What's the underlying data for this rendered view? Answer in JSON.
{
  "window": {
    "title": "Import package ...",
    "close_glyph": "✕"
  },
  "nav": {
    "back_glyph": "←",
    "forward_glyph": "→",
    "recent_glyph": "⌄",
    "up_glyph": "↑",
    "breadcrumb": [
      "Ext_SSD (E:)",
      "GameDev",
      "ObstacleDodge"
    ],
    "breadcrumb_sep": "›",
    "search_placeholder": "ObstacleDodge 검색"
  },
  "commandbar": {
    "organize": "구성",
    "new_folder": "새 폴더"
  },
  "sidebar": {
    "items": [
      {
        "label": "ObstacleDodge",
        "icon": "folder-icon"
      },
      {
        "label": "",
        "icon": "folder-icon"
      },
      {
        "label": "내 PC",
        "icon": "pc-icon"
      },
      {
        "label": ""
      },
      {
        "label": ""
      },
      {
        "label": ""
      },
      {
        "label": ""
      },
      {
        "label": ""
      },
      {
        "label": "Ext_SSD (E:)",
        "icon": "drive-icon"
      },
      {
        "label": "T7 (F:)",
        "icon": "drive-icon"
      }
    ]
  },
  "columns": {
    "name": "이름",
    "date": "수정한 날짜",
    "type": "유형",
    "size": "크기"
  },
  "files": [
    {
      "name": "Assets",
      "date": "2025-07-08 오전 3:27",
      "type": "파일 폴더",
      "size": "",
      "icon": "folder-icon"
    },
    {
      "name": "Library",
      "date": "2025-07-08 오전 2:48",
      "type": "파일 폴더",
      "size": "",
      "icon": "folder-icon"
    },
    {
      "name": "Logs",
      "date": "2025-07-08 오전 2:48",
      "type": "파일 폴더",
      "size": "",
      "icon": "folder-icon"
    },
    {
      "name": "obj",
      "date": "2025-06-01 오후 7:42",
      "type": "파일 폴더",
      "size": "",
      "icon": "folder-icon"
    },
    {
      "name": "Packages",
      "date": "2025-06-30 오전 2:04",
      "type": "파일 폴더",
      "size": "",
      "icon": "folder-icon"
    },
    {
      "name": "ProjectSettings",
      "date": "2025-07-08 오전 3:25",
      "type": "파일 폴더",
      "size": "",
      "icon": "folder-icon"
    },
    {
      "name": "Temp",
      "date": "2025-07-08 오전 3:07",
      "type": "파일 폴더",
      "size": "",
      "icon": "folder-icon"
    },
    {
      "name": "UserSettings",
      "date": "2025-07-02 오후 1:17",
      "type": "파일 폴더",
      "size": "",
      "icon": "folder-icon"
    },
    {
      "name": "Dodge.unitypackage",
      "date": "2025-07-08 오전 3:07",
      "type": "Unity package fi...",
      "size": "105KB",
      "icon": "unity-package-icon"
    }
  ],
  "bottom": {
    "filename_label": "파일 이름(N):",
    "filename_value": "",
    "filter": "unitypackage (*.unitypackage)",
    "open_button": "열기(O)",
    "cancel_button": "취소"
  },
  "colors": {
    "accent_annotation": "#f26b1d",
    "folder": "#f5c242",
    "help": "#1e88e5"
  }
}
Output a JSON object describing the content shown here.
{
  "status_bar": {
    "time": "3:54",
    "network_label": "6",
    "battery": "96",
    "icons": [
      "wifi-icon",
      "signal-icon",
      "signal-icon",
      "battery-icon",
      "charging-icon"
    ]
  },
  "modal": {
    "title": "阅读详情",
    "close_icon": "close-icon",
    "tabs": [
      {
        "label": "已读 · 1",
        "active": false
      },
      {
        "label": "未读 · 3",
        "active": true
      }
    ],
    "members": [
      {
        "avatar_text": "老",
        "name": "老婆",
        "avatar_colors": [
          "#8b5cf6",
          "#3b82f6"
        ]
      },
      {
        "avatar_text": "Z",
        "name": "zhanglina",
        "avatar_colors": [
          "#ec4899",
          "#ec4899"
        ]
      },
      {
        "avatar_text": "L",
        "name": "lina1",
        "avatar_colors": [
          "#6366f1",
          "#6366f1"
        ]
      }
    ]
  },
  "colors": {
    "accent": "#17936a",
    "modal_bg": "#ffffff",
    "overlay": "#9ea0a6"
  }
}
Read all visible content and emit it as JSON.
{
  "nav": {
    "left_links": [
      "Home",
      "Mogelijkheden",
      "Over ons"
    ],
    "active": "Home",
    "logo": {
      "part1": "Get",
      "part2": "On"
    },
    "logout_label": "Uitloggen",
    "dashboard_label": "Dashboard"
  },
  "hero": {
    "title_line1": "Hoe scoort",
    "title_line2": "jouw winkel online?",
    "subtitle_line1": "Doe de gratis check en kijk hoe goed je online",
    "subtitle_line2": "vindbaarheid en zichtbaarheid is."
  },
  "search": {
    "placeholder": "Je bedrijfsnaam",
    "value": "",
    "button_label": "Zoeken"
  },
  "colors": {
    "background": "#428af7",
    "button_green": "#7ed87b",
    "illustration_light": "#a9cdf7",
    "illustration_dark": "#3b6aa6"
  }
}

###

• Written instruction
State the number of lines holding the word "content" in the listing. Add nothing else.

• Answer to the problem
2